_EXERCISE DETAILS_. Copy out all of the lines below word for word, keeping every character and number the same.

_RECORDS SUPPLIED_.
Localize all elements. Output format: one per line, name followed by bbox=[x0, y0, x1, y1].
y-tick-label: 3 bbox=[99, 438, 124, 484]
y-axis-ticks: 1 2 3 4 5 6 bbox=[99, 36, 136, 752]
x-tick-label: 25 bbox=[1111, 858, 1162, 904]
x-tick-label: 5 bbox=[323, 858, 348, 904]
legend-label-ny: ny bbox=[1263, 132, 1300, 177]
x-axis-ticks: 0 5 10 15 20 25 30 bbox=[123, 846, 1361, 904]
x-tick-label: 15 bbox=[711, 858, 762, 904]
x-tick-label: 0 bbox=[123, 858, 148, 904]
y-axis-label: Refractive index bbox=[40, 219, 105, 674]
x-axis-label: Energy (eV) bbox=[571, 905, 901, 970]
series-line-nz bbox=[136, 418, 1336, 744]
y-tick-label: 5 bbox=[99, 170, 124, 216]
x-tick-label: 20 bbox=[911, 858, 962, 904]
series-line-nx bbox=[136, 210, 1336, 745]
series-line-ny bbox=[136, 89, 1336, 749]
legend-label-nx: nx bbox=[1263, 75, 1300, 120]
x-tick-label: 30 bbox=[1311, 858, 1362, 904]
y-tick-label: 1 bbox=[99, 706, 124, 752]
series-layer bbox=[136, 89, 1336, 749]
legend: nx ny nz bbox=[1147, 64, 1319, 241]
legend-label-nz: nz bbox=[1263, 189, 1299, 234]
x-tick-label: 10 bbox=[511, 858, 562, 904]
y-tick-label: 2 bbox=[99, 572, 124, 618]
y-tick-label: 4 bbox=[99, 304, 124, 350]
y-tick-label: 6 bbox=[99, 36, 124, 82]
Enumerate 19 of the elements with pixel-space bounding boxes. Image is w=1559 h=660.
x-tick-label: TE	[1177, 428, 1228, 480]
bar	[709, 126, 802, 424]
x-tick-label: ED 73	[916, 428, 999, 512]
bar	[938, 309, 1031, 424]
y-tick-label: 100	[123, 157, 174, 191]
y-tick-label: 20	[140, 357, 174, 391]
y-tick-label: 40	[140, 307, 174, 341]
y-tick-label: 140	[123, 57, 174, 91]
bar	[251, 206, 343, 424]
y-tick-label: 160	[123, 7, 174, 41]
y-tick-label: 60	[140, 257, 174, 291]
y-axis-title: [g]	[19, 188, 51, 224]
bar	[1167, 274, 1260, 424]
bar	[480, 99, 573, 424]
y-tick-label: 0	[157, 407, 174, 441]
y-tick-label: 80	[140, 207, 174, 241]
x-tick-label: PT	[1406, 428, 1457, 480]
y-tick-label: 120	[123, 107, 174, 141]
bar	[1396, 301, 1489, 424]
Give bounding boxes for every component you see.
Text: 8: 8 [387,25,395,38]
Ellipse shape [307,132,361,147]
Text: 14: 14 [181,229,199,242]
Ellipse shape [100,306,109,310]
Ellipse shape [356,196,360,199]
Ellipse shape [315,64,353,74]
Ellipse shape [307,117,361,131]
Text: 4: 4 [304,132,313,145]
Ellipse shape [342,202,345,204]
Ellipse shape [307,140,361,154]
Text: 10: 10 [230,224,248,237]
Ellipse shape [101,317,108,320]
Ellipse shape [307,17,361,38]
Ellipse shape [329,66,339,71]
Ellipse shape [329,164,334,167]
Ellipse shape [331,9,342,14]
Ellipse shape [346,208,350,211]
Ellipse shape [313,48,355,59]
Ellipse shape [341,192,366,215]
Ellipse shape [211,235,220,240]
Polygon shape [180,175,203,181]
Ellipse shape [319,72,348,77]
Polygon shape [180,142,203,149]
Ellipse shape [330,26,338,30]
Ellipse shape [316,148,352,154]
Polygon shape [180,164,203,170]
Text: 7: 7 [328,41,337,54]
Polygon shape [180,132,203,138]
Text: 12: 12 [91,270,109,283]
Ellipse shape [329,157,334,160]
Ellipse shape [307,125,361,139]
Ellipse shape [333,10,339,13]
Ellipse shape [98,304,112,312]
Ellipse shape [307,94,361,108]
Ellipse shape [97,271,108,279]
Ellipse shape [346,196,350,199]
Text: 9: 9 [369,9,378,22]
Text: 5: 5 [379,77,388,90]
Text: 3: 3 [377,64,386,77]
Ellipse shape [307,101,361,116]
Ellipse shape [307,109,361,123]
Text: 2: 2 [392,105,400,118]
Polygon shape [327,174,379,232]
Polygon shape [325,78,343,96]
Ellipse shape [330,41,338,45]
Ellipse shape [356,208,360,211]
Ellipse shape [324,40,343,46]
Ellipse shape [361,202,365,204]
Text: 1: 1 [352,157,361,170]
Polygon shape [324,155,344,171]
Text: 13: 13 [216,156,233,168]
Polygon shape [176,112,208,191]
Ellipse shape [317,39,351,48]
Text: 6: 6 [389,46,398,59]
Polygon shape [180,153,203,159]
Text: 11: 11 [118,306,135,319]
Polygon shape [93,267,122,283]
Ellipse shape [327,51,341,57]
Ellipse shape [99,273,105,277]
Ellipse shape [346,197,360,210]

_THE RESULT_.
Localize all elements. Output format: one per line, name followed by bbox=[x0, y0, x1, y1].
y-tick-label: 3 bbox=[99, 438, 124, 484]
y-axis-ticks: 1 2 3 4 5 6 bbox=[99, 36, 136, 752]
x-tick-label: 25 bbox=[1111, 858, 1162, 904]
x-tick-label: 5 bbox=[323, 858, 348, 904]
legend-label-ny: ny bbox=[1263, 132, 1300, 177]
x-axis-ticks: 0 5 10 15 20 25 30 bbox=[123, 846, 1361, 904]
x-tick-label: 15 bbox=[711, 858, 762, 904]
x-tick-label: 0 bbox=[123, 858, 148, 904]
y-axis-label: Refractive index bbox=[40, 219, 105, 674]
x-axis-label: Energy (eV) bbox=[571, 905, 901, 970]
series-line-nz bbox=[136, 418, 1336, 744]
y-tick-label: 5 bbox=[99, 170, 124, 216]
x-tick-label: 20 bbox=[911, 858, 962, 904]
series-line-nx bbox=[136, 210, 1336, 745]
series-line-ny bbox=[136, 89, 1336, 749]
legend-label-nx: nx bbox=[1263, 75, 1300, 120]
x-tick-label: 30 bbox=[1311, 858, 1362, 904]
y-tick-label: 1 bbox=[99, 706, 124, 752]
series-layer bbox=[136, 89, 1336, 749]
legend: nx ny nz bbox=[1147, 64, 1319, 241]
legend-label-nz: nz bbox=[1263, 189, 1299, 234]
x-tick-label: 10 bbox=[511, 858, 562, 904]
y-tick-label: 2 bbox=[99, 572, 124, 618]
y-tick-label: 4 bbox=[99, 304, 124, 350]
y-tick-label: 6 bbox=[99, 36, 124, 82]
Enumerate 19 of the elements with pixel-space bounding boxes. Image is w=1559 h=660.
x-tick-label: TE	[1177, 428, 1228, 480]
bar	[709, 126, 802, 424]
x-tick-label: ED 73	[916, 428, 999, 512]
bar	[938, 309, 1031, 424]
y-tick-label: 100	[123, 157, 174, 191]
y-tick-label: 20	[140, 357, 174, 391]
y-tick-label: 40	[140, 307, 174, 341]
y-tick-label: 140	[123, 57, 174, 91]
bar	[251, 206, 343, 424]
y-tick-label: 160	[123, 7, 174, 41]
y-tick-label: 60	[140, 257, 174, 291]
y-axis-title: [g]	[19, 188, 51, 224]
bar	[1167, 274, 1260, 424]
bar	[480, 99, 573, 424]
y-tick-label: 0	[157, 407, 174, 441]
y-tick-label: 80	[140, 207, 174, 241]
x-tick-label: PT	[1406, 428, 1457, 480]
y-tick-label: 120	[123, 107, 174, 141]
bar	[1396, 301, 1489, 424]
Give bounding boxes for every component you see.
Text: 8: 8 [387,25,395,38]
Ellipse shape [307,132,361,147]
Text: 14: 14 [181,229,199,242]
Ellipse shape [100,306,109,310]
Ellipse shape [356,196,360,199]
Ellipse shape [315,64,353,74]
Ellipse shape [307,117,361,131]
Text: 4: 4 [304,132,313,145]
Ellipse shape [342,202,345,204]
Ellipse shape [307,140,361,154]
Text: 10: 10 [230,224,248,237]
Ellipse shape [101,317,108,320]
Ellipse shape [307,17,361,38]
Ellipse shape [329,66,339,71]
Ellipse shape [329,164,334,167]
Ellipse shape [331,9,342,14]
Ellipse shape [346,208,350,211]
Ellipse shape [313,48,355,59]
Ellipse shape [341,192,366,215]
Ellipse shape [211,235,220,240]
Polygon shape [180,175,203,181]
Ellipse shape [319,72,348,77]
Polygon shape [180,142,203,149]
Ellipse shape [330,26,338,30]
Ellipse shape [316,148,352,154]
Polygon shape [180,164,203,170]
Text: 7: 7 [328,41,337,54]
Polygon shape [180,132,203,138]
Text: 12: 12 [91,270,109,283]
Ellipse shape [329,157,334,160]
Ellipse shape [307,125,361,139]
Ellipse shape [333,10,339,13]
Ellipse shape [98,304,112,312]
Ellipse shape [307,94,361,108]
Ellipse shape [97,271,108,279]
Ellipse shape [346,196,350,199]
Text: 9: 9 [369,9,378,22]
Text: 5: 5 [379,77,388,90]
Text: 3: 3 [377,64,386,77]
Ellipse shape [307,101,361,116]
Ellipse shape [307,109,361,123]
Text: 2: 2 [392,105,400,118]
Polygon shape [327,174,379,232]
Polygon shape [325,78,343,96]
Ellipse shape [330,41,338,45]
Ellipse shape [356,208,360,211]
Ellipse shape [324,40,343,46]
Ellipse shape [361,202,365,204]
Text: 1: 1 [352,157,361,170]
Polygon shape [324,155,344,171]
Text: 13: 13 [216,156,233,168]
Polygon shape [176,112,208,191]
Ellipse shape [317,39,351,48]
Text: 6: 6 [389,46,398,59]
Polygon shape [180,153,203,159]
Text: 11: 11 [118,306,135,319]
Polygon shape [93,267,122,283]
Ellipse shape [327,51,341,57]
Ellipse shape [99,273,105,277]
Ellipse shape [346,197,360,210]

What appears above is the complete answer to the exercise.